— start INFORMATION SHOWN —

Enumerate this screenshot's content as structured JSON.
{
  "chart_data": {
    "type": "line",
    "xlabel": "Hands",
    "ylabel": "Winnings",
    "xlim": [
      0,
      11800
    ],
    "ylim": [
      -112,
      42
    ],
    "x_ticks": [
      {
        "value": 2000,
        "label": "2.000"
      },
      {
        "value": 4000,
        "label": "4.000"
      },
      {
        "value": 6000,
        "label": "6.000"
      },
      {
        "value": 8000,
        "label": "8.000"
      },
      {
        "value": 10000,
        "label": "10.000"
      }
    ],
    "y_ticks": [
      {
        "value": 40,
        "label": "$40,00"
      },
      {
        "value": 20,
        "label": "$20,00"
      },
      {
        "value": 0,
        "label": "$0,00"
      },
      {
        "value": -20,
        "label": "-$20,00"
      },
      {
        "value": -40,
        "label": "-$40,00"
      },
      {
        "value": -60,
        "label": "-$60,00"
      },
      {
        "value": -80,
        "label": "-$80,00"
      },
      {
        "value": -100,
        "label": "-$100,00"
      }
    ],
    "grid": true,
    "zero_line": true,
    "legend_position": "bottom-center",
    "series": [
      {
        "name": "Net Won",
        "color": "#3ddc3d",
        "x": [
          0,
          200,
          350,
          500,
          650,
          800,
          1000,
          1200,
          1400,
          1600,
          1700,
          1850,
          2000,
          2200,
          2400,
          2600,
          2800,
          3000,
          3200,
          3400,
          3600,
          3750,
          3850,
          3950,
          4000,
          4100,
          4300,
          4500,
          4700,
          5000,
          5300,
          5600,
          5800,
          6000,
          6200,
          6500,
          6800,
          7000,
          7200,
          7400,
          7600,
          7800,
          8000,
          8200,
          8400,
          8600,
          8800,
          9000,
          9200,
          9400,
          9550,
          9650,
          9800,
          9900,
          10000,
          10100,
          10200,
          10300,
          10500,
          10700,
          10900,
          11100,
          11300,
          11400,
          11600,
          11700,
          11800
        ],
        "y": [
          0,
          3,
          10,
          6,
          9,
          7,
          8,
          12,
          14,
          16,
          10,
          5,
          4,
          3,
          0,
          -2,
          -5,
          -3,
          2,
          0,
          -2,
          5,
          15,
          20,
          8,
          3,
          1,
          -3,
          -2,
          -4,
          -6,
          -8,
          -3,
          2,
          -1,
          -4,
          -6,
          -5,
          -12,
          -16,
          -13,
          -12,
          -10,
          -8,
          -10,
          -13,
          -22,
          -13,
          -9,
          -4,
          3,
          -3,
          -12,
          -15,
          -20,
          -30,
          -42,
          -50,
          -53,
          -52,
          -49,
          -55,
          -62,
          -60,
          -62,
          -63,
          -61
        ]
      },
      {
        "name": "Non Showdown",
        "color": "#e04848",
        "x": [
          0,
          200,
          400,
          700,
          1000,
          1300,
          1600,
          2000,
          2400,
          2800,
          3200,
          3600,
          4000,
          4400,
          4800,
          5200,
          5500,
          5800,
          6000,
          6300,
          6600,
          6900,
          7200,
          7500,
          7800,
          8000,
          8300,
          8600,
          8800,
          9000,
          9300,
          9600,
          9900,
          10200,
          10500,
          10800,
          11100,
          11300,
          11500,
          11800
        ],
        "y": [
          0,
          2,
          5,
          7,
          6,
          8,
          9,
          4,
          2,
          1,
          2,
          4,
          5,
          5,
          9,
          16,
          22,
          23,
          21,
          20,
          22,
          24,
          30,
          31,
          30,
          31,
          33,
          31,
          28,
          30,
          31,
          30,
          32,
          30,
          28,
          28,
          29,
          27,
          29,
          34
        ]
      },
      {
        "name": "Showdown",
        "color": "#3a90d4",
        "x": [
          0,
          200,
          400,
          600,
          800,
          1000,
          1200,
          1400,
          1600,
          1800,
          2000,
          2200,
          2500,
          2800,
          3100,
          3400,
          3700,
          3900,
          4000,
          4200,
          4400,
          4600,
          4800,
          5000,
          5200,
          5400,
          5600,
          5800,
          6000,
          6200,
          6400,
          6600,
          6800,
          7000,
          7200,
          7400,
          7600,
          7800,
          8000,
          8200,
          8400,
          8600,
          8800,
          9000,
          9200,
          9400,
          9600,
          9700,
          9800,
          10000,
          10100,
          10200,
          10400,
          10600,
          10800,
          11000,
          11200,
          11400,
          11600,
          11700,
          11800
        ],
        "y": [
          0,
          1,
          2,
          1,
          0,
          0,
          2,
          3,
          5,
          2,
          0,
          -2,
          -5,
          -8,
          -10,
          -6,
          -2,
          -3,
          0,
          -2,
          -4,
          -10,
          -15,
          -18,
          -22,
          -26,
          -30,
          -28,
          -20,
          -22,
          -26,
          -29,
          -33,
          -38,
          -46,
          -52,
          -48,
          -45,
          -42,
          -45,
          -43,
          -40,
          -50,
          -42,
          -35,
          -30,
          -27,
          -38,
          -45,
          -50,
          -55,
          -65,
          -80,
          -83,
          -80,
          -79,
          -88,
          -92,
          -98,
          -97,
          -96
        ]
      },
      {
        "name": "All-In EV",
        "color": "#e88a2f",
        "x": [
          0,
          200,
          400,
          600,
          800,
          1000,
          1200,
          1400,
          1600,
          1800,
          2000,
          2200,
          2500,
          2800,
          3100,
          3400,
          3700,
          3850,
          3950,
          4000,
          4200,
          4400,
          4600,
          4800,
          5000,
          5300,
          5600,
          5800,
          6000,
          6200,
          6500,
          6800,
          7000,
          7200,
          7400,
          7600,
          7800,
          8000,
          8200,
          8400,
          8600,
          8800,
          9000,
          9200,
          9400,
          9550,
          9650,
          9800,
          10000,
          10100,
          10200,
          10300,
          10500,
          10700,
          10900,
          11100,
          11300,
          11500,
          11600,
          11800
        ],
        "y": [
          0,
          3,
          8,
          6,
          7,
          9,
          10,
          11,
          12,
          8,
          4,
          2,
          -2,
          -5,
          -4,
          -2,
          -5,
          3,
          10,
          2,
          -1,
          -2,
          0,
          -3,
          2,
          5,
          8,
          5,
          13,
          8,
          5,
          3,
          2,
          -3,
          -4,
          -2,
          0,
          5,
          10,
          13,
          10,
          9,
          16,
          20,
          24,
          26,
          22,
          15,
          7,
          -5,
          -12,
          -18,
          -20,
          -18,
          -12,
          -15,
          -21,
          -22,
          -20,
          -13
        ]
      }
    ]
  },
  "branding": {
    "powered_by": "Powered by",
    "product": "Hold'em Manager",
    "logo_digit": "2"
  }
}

— end INFORMATION SHOWN —

:: REQUIRED WORK ::
Repeat the records above in full, character for character.

:: THE RESULT ::
Enumerate this screenshot's content as structured JSON.
{
  "chart_data": {
    "type": "line",
    "xlabel": "Hands",
    "ylabel": "Winnings",
    "xlim": [
      0,
      11800
    ],
    "ylim": [
      -112,
      42
    ],
    "x_ticks": [
      {
        "value": 2000,
        "label": "2.000"
      },
      {
        "value": 4000,
        "label": "4.000"
      },
      {
        "value": 6000,
        "label": "6.000"
      },
      {
        "value": 8000,
        "label": "8.000"
      },
      {
        "value": 10000,
        "label": "10.000"
      }
    ],
    "y_ticks": [
      {
        "value": 40,
        "label": "$40,00"
      },
      {
        "value": 20,
        "label": "$20,00"
      },
      {
        "value": 0,
        "label": "$0,00"
      },
      {
        "value": -20,
        "label": "-$20,00"
      },
      {
        "value": -40,
        "label": "-$40,00"
      },
      {
        "value": -60,
        "label": "-$60,00"
      },
      {
        "value": -80,
        "label": "-$80,00"
      },
      {
        "value": -100,
        "label": "-$100,00"
      }
    ],
    "grid": true,
    "zero_line": true,
    "legend_position": "bottom-center",
    "series": [
      {
        "name": "Net Won",
        "color": "#3ddc3d",
        "x": [
          0,
          200,
          350,
          500,
          650,
          800,
          1000,
          1200,
          1400,
          1600,
          1700,
          1850,
          2000,
          2200,
          2400,
          2600,
          2800,
          3000,
          3200,
          3400,
          3600,
          3750,
          3850,
          3950,
          4000,
          4100,
          4300,
          4500,
          4700,
          5000,
          5300,
          5600,
          5800,
          6000,
          6200,
          6500,
          6800,
          7000,
          7200,
          7400,
          7600,
          7800,
          8000,
          8200,
          8400,
          8600,
          8800,
          9000,
          9200,
          9400,
          9550,
          9650,
          9800,
          9900,
          10000,
          10100,
          10200,
          10300,
          10500,
          10700,
          10900,
          11100,
          11300,
          11400,
          11600,
          11700,
          11800
        ],
        "y": [
          0,
          3,
          10,
          6,
          9,
          7,
          8,
          12,
          14,
          16,
          10,
          5,
          4,
          3,
          0,
          -2,
          -5,
          -3,
          2,
          0,
          -2,
          5,
          15,
          20,
          8,
          3,
          1,
          -3,
          -2,
          -4,
          -6,
          -8,
          -3,
          2,
          -1,
          -4,
          -6,
          -5,
          -12,
          -16,
          -13,
          -12,
          -10,
          -8,
          -10,
          -13,
          -22,
          -13,
          -9,
          -4,
          3,
          -3,
          -12,
          -15,
          -20,
          -30,
          -42,
          -50,
          -53,
          -52,
          -49,
          -55,
          -62,
          -60,
          -62,
          -63,
          -61
        ]
      },
      {
        "name": "Non Showdown",
        "color": "#e04848",
        "x": [
          0,
          200,
          400,
          700,
          1000,
          1300,
          1600,
          2000,
          2400,
          2800,
          3200,
          3600,
          4000,
          4400,
          4800,
          5200,
          5500,
          5800,
          6000,
          6300,
          6600,
          6900,
          7200,
          7500,
          7800,
          8000,
          8300,
          8600,
          8800,
          9000,
          9300,
          9600,
          9900,
          10200,
          10500,
          10800,
          11100,
          11300,
          11500,
          11800
        ],
        "y": [
          0,
          2,
          5,
          7,
          6,
          8,
          9,
          4,
          2,
          1,
          2,
          4,
          5,
          5,
          9,
          16,
          22,
          23,
          21,
          20,
          22,
          24,
          30,
          31,
          30,
          31,
          33,
          31,
          28,
          30,
          31,
          30,
          32,
          30,
          28,
          28,
          29,
          27,
          29,
          34
        ]
      },
      {
        "name": "Showdown",
        "color": "#3a90d4",
        "x": [
          0,
          200,
          400,
          600,
          800,
          1000,
          1200,
          1400,
          1600,
          1800,
          2000,
          2200,
          2500,
          2800,
          3100,
          3400,
          3700,
          3900,
          4000,
          4200,
          4400,
          4600,
          4800,
          5000,
          5200,
          5400,
          5600,
          5800,
          6000,
          6200,
          6400,
          6600,
          6800,
          7000,
          7200,
          7400,
          7600,
          7800,
          8000,
          8200,
          8400,
          8600,
          8800,
          9000,
          9200,
          9400,
          9600,
          9700,
          9800,
          10000,
          10100,
          10200,
          10400,
          10600,
          10800,
          11000,
          11200,
          11400,
          11600,
          11700,
          11800
        ],
        "y": [
          0,
          1,
          2,
          1,
          0,
          0,
          2,
          3,
          5,
          2,
          0,
          -2,
          -5,
          -8,
          -10,
          -6,
          -2,
          -3,
          0,
          -2,
          -4,
          -10,
          -15,
          -18,
          -22,
          -26,
          -30,
          -28,
          -20,
          -22,
          -26,
          -29,
          -33,
          -38,
          -46,
          -52,
          -48,
          -45,
          -42,
          -45,
          -43,
          -40,
          -50,
          -42,
          -35,
          -30,
          -27,
          -38,
          -45,
          -50,
          -55,
          -65,
          -80,
          -83,
          -80,
          -79,
          -88,
          -92,
          -98,
          -97,
          -96
        ]
      },
      {
        "name": "All-In EV",
        "color": "#e88a2f",
        "x": [
          0,
          200,
          400,
          600,
          800,
          1000,
          1200,
          1400,
          1600,
          1800,
          2000,
          2200,
          2500,
          2800,
          3100,
          3400,
          3700,
          3850,
          3950,
          4000,
          4200,
          4400,
          4600,
          4800,
          5000,
          5300,
          5600,
          5800,
          6000,
          6200,
          6500,
          6800,
          7000,
          7200,
          7400,
          7600,
          7800,
          8000,
          8200,
          8400,
          8600,
          8800,
          9000,
          9200,
          9400,
          9550,
          9650,
          9800,
          10000,
          10100,
          10200,
          10300,
          10500,
          10700,
          10900,
          11100,
          11300,
          11500,
          11600,
          11800
        ],
        "y": [
          0,
          3,
          8,
          6,
          7,
          9,
          10,
          11,
          12,
          8,
          4,
          2,
          -2,
          -5,
          -4,
          -2,
          -5,
          3,
          10,
          2,
          -1,
          -2,
          0,
          -3,
          2,
          5,
          8,
          5,
          13,
          8,
          5,
          3,
          2,
          -3,
          -4,
          -2,
          0,
          5,
          10,
          13,
          10,
          9,
          16,
          20,
          24,
          26,
          22,
          15,
          7,
          -5,
          -12,
          -18,
          -20,
          -18,
          -12,
          -15,
          -21,
          -22,
          -20,
          -13
        ]
      }
    ]
  },
  "branding": {
    "powered_by": "Powered by",
    "product": "Hold'em Manager",
    "logo_digit": "2"
  }
}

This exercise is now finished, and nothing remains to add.